Work out how many lines of the listing hold the string "πλαίσιο". Answer with that number alone.

Entries from a dataset:

----

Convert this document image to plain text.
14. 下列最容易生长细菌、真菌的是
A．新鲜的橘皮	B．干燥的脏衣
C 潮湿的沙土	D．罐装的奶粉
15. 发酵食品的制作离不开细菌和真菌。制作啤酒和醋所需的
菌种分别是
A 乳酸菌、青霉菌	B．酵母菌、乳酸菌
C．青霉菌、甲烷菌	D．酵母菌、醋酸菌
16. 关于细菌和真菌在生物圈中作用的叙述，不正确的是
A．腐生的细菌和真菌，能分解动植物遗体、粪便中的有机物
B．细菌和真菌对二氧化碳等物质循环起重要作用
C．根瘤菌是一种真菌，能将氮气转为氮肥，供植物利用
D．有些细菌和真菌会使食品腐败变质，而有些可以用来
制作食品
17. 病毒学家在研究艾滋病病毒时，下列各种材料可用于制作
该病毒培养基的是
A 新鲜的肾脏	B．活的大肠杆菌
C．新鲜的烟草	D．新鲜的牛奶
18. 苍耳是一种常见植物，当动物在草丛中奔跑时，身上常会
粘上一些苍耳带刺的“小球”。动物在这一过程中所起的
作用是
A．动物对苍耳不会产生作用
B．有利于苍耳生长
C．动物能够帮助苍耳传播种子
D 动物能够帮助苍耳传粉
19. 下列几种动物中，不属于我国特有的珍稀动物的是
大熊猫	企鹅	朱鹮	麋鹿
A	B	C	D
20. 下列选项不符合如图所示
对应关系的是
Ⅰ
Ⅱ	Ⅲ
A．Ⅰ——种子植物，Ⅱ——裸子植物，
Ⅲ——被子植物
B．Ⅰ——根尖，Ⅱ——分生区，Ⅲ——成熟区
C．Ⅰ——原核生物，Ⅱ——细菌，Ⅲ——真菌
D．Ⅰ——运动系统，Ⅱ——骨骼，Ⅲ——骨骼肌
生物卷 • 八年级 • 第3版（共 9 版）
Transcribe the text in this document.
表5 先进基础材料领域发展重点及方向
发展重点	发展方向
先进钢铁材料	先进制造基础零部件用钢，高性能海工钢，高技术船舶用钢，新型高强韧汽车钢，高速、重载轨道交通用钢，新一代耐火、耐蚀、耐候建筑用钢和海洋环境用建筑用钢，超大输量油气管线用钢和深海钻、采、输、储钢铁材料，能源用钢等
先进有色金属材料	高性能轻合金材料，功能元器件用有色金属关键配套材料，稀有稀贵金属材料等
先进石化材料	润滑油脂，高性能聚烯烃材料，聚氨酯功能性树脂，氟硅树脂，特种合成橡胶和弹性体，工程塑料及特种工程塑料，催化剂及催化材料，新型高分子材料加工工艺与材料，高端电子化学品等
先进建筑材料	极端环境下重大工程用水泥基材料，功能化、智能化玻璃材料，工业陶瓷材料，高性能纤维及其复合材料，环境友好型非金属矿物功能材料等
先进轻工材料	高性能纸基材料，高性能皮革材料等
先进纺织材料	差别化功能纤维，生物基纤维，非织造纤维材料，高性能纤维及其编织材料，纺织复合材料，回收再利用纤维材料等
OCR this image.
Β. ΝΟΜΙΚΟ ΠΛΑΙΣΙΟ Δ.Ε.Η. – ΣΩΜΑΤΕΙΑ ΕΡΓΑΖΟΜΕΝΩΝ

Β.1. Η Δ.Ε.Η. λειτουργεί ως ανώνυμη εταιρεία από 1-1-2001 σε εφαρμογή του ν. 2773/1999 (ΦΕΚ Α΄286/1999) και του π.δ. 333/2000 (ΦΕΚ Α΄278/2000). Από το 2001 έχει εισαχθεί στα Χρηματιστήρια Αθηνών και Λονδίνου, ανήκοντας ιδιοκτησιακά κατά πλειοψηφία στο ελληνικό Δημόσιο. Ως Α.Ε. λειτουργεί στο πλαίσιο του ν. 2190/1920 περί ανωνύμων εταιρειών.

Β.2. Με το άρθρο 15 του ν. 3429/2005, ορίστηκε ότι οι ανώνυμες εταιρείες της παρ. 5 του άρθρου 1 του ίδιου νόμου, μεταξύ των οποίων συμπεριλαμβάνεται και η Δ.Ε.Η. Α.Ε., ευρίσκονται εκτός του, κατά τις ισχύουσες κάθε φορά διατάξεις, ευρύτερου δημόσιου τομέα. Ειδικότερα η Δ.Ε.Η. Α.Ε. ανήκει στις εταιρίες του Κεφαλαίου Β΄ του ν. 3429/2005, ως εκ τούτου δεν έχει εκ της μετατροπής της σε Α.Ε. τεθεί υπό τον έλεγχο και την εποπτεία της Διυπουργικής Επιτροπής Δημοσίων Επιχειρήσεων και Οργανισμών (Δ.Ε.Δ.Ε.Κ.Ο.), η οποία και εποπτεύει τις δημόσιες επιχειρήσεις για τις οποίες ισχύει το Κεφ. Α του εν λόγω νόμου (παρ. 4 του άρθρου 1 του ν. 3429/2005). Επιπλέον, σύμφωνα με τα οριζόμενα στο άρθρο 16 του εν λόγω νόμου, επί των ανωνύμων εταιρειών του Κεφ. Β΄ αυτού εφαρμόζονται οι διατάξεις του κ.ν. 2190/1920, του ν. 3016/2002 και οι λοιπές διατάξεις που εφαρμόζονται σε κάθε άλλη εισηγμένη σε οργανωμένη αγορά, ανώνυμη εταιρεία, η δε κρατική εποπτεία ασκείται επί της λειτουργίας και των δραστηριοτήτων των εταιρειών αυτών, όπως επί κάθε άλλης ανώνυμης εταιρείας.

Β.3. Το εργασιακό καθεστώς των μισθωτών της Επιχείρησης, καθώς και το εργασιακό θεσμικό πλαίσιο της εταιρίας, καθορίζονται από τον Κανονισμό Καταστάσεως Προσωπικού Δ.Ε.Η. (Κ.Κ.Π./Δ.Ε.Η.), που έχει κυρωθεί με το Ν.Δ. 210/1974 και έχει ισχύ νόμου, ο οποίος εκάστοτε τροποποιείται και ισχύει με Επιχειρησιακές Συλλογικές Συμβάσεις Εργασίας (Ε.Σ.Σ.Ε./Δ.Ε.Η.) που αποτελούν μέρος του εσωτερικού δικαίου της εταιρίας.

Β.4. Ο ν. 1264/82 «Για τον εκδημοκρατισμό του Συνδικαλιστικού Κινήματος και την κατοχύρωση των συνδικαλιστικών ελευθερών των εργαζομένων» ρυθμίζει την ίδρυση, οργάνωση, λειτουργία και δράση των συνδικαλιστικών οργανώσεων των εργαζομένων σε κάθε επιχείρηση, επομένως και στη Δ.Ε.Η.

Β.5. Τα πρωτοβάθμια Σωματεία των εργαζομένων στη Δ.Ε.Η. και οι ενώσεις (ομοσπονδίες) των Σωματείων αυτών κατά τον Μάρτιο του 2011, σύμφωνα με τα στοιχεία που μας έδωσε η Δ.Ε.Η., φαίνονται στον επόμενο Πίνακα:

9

----

## Exercise answer
2